#### Dataset entries
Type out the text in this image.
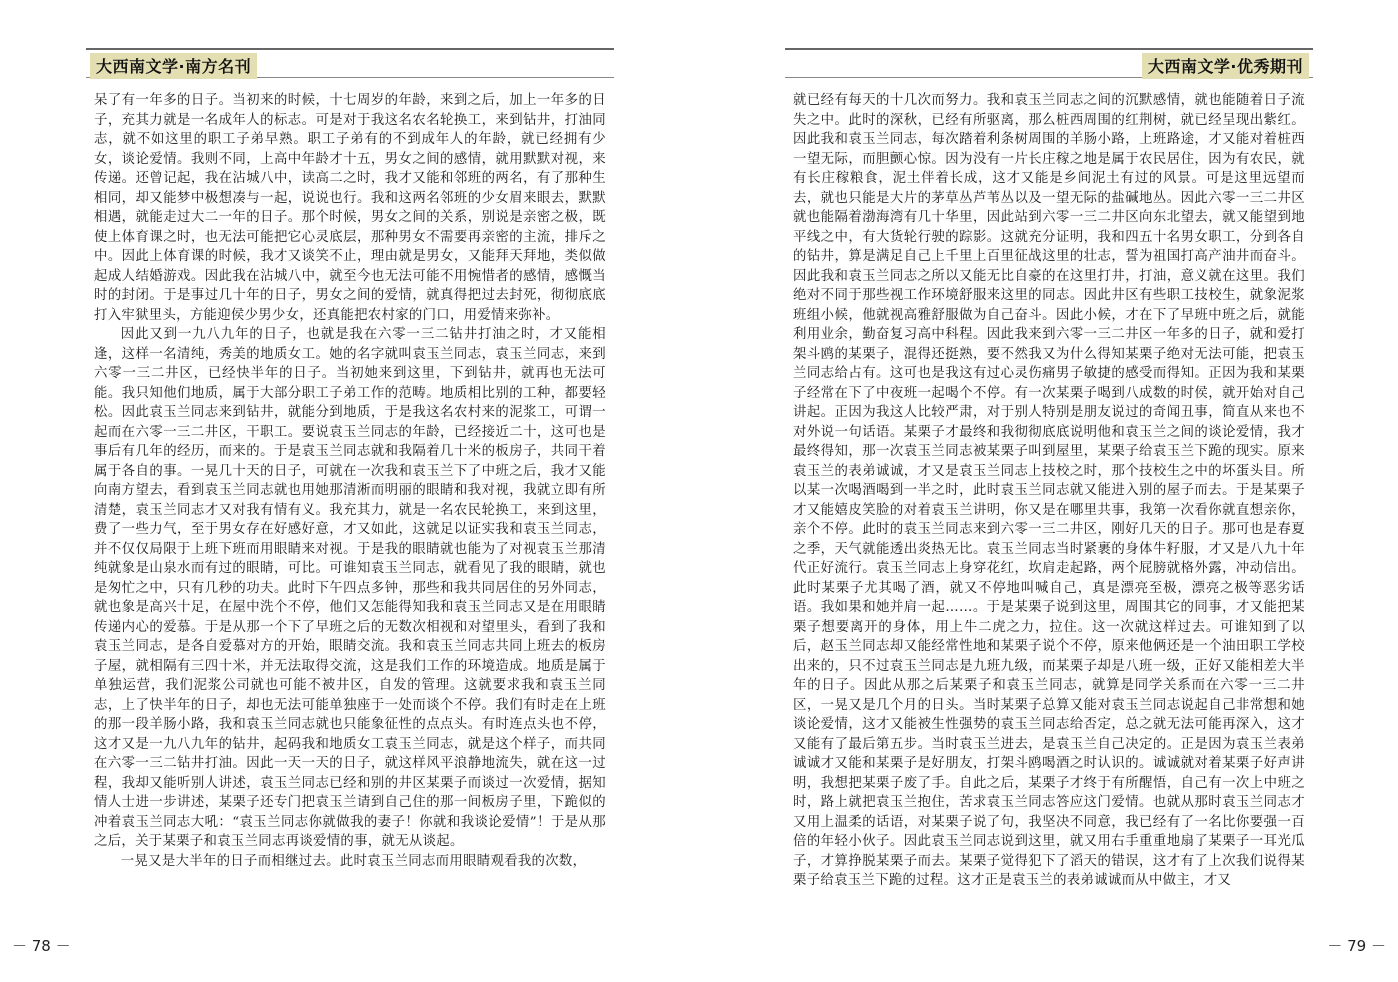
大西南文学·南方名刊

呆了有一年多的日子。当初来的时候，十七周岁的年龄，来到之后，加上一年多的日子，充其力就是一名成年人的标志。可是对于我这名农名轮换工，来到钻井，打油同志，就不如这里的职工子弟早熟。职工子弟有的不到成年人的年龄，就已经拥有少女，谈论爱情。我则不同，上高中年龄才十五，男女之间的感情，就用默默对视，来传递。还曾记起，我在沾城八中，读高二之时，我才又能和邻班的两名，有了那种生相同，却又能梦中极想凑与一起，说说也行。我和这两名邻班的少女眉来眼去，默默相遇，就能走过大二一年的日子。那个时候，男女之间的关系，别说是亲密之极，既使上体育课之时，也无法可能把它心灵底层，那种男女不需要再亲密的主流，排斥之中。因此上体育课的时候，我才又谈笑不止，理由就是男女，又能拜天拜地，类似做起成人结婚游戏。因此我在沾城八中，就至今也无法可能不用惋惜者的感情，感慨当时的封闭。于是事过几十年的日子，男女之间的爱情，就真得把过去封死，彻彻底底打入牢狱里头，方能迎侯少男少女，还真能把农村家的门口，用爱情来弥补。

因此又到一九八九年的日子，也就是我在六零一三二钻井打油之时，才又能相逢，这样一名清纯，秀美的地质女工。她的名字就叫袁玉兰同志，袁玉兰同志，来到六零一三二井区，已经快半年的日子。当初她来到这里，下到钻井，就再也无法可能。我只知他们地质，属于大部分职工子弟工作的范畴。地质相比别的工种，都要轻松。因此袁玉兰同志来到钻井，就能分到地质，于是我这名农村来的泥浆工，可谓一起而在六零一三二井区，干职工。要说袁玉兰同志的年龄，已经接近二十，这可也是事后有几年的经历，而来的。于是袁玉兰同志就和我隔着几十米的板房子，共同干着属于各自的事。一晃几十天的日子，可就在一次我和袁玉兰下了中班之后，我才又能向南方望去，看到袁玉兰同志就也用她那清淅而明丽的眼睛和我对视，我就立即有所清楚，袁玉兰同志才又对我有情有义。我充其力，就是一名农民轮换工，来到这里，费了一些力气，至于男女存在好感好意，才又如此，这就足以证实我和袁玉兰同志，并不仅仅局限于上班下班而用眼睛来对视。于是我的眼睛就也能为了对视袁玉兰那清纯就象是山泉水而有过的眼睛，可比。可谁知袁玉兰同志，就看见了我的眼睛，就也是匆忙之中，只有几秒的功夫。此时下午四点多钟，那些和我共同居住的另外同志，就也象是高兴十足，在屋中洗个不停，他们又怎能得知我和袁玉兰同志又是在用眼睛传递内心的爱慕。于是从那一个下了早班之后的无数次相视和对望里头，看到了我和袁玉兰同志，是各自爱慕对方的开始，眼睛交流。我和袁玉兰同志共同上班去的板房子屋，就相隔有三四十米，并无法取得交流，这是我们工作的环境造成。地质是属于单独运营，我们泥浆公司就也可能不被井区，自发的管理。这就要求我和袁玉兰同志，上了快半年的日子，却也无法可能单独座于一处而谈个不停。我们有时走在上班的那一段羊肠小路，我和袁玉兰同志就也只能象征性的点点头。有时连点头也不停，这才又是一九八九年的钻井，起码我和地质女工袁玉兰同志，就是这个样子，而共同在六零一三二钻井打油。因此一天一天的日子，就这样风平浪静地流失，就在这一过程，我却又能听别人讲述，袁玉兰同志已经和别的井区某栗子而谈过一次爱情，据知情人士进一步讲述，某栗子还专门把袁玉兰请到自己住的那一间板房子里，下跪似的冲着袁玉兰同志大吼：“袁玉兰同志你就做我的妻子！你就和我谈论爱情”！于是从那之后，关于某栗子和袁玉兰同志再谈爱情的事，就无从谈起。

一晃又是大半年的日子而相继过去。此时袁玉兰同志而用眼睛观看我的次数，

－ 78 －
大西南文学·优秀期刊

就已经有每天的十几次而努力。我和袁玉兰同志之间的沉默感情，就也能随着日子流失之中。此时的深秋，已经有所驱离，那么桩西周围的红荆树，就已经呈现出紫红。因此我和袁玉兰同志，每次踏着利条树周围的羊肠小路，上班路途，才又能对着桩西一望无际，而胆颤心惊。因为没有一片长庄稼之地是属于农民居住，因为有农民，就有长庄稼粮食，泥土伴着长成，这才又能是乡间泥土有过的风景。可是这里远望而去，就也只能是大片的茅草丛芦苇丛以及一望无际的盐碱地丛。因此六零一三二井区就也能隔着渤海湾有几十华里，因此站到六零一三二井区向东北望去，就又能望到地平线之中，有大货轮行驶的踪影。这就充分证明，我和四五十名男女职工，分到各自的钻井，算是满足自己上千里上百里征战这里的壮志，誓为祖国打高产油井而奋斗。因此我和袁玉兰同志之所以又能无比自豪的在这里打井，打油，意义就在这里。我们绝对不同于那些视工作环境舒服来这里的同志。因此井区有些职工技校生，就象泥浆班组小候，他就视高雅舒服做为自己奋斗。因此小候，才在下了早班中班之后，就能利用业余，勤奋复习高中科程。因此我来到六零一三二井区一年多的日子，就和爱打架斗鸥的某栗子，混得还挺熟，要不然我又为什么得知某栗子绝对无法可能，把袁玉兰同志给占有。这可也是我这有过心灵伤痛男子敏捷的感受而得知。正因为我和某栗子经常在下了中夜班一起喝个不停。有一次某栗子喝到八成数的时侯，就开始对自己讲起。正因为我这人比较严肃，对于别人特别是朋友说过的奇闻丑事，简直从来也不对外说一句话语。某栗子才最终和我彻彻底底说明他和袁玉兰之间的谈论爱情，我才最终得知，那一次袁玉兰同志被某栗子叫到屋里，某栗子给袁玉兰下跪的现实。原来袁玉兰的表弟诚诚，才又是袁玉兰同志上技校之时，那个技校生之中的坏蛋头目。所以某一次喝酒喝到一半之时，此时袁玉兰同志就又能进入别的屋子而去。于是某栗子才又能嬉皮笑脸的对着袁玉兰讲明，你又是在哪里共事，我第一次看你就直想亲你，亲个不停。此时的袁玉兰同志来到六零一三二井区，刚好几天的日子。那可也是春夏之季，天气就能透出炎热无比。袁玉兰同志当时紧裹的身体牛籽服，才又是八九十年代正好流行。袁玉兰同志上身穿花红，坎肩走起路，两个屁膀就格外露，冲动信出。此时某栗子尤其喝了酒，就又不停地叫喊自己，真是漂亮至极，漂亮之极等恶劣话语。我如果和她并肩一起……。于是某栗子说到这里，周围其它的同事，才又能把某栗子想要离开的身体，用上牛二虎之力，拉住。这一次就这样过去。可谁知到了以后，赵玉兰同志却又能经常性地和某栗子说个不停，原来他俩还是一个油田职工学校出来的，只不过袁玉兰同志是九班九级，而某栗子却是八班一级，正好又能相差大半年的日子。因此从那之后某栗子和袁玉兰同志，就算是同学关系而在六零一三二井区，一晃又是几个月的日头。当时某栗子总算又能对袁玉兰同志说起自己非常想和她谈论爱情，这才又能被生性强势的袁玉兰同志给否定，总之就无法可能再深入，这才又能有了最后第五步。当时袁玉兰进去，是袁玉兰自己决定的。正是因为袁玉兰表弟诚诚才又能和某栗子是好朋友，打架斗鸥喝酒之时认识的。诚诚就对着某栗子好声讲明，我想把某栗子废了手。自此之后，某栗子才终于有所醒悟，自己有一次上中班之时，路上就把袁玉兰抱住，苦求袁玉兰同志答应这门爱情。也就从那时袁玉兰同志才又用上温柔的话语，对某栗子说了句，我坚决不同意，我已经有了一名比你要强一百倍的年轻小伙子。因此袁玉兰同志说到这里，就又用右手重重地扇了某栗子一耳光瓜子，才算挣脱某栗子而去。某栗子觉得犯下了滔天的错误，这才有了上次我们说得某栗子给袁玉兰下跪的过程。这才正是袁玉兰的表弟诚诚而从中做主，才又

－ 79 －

#### Set problem
Omit every image. Quote each record exactly.

#### Reply to the exercise
Type out the text in this image.
大西南文学·南方名刊

呆了有一年多的日子。当初来的时候，十七周岁的年龄，来到之后，加上一年多的日子，充其力就是一名成年人的标志。可是对于我这名农名轮换工，来到钻井，打油同志，就不如这里的职工子弟早熟。职工子弟有的不到成年人的年龄，就已经拥有少女，谈论爱情。我则不同，上高中年龄才十五，男女之间的感情，就用默默对视，来传递。还曾记起，我在沾城八中，读高二之时，我才又能和邻班的两名，有了那种生相同，却又能梦中极想凑与一起，说说也行。我和这两名邻班的少女眉来眼去，默默相遇，就能走过大二一年的日子。那个时候，男女之间的关系，别说是亲密之极，既使上体育课之时，也无法可能把它心灵底层，那种男女不需要再亲密的主流，排斥之中。因此上体育课的时候，我才又谈笑不止，理由就是男女，又能拜天拜地，类似做起成人结婚游戏。因此我在沾城八中，就至今也无法可能不用惋惜者的感情，感慨当时的封闭。于是事过几十年的日子，男女之间的爱情，就真得把过去封死，彻彻底底打入牢狱里头，方能迎侯少男少女，还真能把农村家的门口，用爱情来弥补。

因此又到一九八九年的日子，也就是我在六零一三二钻井打油之时，才又能相逢，这样一名清纯，秀美的地质女工。她的名字就叫袁玉兰同志，袁玉兰同志，来到六零一三二井区，已经快半年的日子。当初她来到这里，下到钻井，就再也无法可能。我只知他们地质，属于大部分职工子弟工作的范畴。地质相比别的工种，都要轻松。因此袁玉兰同志来到钻井，就能分到地质，于是我这名农村来的泥浆工，可谓一起而在六零一三二井区，干职工。要说袁玉兰同志的年龄，已经接近二十，这可也是事后有几年的经历，而来的。于是袁玉兰同志就和我隔着几十米的板房子，共同干着属于各自的事。一晃几十天的日子，可就在一次我和袁玉兰下了中班之后，我才又能向南方望去，看到袁玉兰同志就也用她那清淅而明丽的眼睛和我对视，我就立即有所清楚，袁玉兰同志才又对我有情有义。我充其力，就是一名农民轮换工，来到这里，费了一些力气，至于男女存在好感好意，才又如此，这就足以证实我和袁玉兰同志，并不仅仅局限于上班下班而用眼睛来对视。于是我的眼睛就也能为了对视袁玉兰那清纯就象是山泉水而有过的眼睛，可比。可谁知袁玉兰同志，就看见了我的眼睛，就也是匆忙之中，只有几秒的功夫。此时下午四点多钟，那些和我共同居住的另外同志，就也象是高兴十足，在屋中洗个不停，他们又怎能得知我和袁玉兰同志又是在用眼睛传递内心的爱慕。于是从那一个下了早班之后的无数次相视和对望里头，看到了我和袁玉兰同志，是各自爱慕对方的开始，眼睛交流。我和袁玉兰同志共同上班去的板房子屋，就相隔有三四十米，并无法取得交流，这是我们工作的环境造成。地质是属于单独运营，我们泥浆公司就也可能不被井区，自发的管理。这就要求我和袁玉兰同志，上了快半年的日子，却也无法可能单独座于一处而谈个不停。我们有时走在上班的那一段羊肠小路，我和袁玉兰同志就也只能象征性的点点头。有时连点头也不停，这才又是一九八九年的钻井，起码我和地质女工袁玉兰同志，就是这个样子，而共同在六零一三二钻井打油。因此一天一天的日子，就这样风平浪静地流失，就在这一过程，我却又能听别人讲述，袁玉兰同志已经和别的井区某栗子而谈过一次爱情，据知情人士进一步讲述，某栗子还专门把袁玉兰请到自己住的那一间板房子里，下跪似的冲着袁玉兰同志大吼：“袁玉兰同志你就做我的妻子！你就和我谈论爱情”！于是从那之后，关于某栗子和袁玉兰同志再谈爱情的事，就无从谈起。

一晃又是大半年的日子而相继过去。此时袁玉兰同志而用眼睛观看我的次数，

－ 78 －
大西南文学·优秀期刊

就已经有每天的十几次而努力。我和袁玉兰同志之间的沉默感情，就也能随着日子流失之中。此时的深秋，已经有所驱离，那么桩西周围的红荆树，就已经呈现出紫红。因此我和袁玉兰同志，每次踏着利条树周围的羊肠小路，上班路途，才又能对着桩西一望无际，而胆颤心惊。因为没有一片长庄稼之地是属于农民居住，因为有农民，就有长庄稼粮食，泥土伴着长成，这才又能是乡间泥土有过的风景。可是这里远望而去，就也只能是大片的茅草丛芦苇丛以及一望无际的盐碱地丛。因此六零一三二井区就也能隔着渤海湾有几十华里，因此站到六零一三二井区向东北望去，就又能望到地平线之中，有大货轮行驶的踪影。这就充分证明，我和四五十名男女职工，分到各自的钻井，算是满足自己上千里上百里征战这里的壮志，誓为祖国打高产油井而奋斗。因此我和袁玉兰同志之所以又能无比自豪的在这里打井，打油，意义就在这里。我们绝对不同于那些视工作环境舒服来这里的同志。因此井区有些职工技校生，就象泥浆班组小候，他就视高雅舒服做为自己奋斗。因此小候，才在下了早班中班之后，就能利用业余，勤奋复习高中科程。因此我来到六零一三二井区一年多的日子，就和爱打架斗鸥的某栗子，混得还挺熟，要不然我又为什么得知某栗子绝对无法可能，把袁玉兰同志给占有。这可也是我这有过心灵伤痛男子敏捷的感受而得知。正因为我和某栗子经常在下了中夜班一起喝个不停。有一次某栗子喝到八成数的时侯，就开始对自己讲起。正因为我这人比较严肃，对于别人特别是朋友说过的奇闻丑事，简直从来也不对外说一句话语。某栗子才最终和我彻彻底底说明他和袁玉兰之间的谈论爱情，我才最终得知，那一次袁玉兰同志被某栗子叫到屋里，某栗子给袁玉兰下跪的现实。原来袁玉兰的表弟诚诚，才又是袁玉兰同志上技校之时，那个技校生之中的坏蛋头目。所以某一次喝酒喝到一半之时，此时袁玉兰同志就又能进入别的屋子而去。于是某栗子才又能嬉皮笑脸的对着袁玉兰讲明，你又是在哪里共事，我第一次看你就直想亲你，亲个不停。此时的袁玉兰同志来到六零一三二井区，刚好几天的日子。那可也是春夏之季，天气就能透出炎热无比。袁玉兰同志当时紧裹的身体牛籽服，才又是八九十年代正好流行。袁玉兰同志上身穿花红，坎肩走起路，两个屁膀就格外露，冲动信出。此时某栗子尤其喝了酒，就又不停地叫喊自己，真是漂亮至极，漂亮之极等恶劣话语。我如果和她并肩一起……。于是某栗子说到这里，周围其它的同事，才又能把某栗子想要离开的身体，用上牛二虎之力，拉住。这一次就这样过去。可谁知到了以后，赵玉兰同志却又能经常性地和某栗子说个不停，原来他俩还是一个油田职工学校出来的，只不过袁玉兰同志是九班九级，而某栗子却是八班一级，正好又能相差大半年的日子。因此从那之后某栗子和袁玉兰同志，就算是同学关系而在六零一三二井区，一晃又是几个月的日头。当时某栗子总算又能对袁玉兰同志说起自己非常想和她谈论爱情，这才又能被生性强势的袁玉兰同志给否定，总之就无法可能再深入，这才又能有了最后第五步。当时袁玉兰进去，是袁玉兰自己决定的。正是因为袁玉兰表弟诚诚才又能和某栗子是好朋友，打架斗鸥喝酒之时认识的。诚诚就对着某栗子好声讲明，我想把某栗子废了手。自此之后，某栗子才终于有所醒悟，自己有一次上中班之时，路上就把袁玉兰抱住，苦求袁玉兰同志答应这门爱情。也就从那时袁玉兰同志才又用上温柔的话语，对某栗子说了句，我坚决不同意，我已经有了一名比你要强一百倍的年轻小伙子。因此袁玉兰同志说到这里，就又用右手重重地扇了某栗子一耳光瓜子，才算挣脱某栗子而去。某栗子觉得犯下了滔天的错误，这才有了上次我们说得某栗子给袁玉兰下跪的过程。这才正是袁玉兰的表弟诚诚而从中做主，才又

－ 79 －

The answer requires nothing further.